> INFORMATION SUPPLIED
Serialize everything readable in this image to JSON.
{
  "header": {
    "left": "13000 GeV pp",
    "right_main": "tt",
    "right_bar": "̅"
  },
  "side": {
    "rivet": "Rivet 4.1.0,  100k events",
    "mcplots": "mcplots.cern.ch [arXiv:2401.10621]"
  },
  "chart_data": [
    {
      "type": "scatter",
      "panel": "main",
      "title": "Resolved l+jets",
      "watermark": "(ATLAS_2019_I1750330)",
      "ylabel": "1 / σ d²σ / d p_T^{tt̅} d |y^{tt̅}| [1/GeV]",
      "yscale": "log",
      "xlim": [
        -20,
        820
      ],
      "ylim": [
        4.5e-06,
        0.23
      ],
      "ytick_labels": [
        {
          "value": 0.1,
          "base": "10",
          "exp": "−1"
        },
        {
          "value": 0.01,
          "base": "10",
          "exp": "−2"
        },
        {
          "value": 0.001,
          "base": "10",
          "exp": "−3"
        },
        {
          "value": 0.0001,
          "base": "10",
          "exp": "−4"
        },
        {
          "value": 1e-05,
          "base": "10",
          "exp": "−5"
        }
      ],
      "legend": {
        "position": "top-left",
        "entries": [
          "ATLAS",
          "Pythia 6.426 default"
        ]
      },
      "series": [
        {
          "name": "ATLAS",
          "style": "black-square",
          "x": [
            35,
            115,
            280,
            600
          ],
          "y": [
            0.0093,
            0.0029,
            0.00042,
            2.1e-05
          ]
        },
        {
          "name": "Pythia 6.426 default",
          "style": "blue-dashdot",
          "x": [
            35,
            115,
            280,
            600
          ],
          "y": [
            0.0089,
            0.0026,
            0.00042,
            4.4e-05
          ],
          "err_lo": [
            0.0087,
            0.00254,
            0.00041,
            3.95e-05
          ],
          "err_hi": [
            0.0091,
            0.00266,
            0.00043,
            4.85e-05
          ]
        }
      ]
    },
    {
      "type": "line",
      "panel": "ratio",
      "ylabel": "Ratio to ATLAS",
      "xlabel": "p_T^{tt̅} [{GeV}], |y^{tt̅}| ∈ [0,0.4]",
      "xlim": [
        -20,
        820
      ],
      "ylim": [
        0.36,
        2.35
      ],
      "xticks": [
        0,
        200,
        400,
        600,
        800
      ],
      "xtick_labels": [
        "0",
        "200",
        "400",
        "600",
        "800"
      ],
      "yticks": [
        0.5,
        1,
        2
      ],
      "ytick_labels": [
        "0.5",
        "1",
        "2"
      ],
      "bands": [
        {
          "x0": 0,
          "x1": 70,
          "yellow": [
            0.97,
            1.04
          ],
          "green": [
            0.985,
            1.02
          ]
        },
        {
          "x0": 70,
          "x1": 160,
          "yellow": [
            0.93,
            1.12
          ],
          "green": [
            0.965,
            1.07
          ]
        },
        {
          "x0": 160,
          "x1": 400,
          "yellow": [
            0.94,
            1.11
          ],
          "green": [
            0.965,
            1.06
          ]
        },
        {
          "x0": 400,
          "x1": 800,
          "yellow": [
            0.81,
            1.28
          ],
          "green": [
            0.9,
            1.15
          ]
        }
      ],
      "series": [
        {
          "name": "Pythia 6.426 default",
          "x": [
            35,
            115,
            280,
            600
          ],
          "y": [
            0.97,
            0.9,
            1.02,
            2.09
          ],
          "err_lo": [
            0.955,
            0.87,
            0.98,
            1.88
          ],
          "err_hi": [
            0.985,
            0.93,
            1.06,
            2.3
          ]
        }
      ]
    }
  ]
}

> STATED PROBLEM
Determine how many lines in the data above contain the string "ylabel". Give nothing except the number.

> RESULT OF THIS TASK
2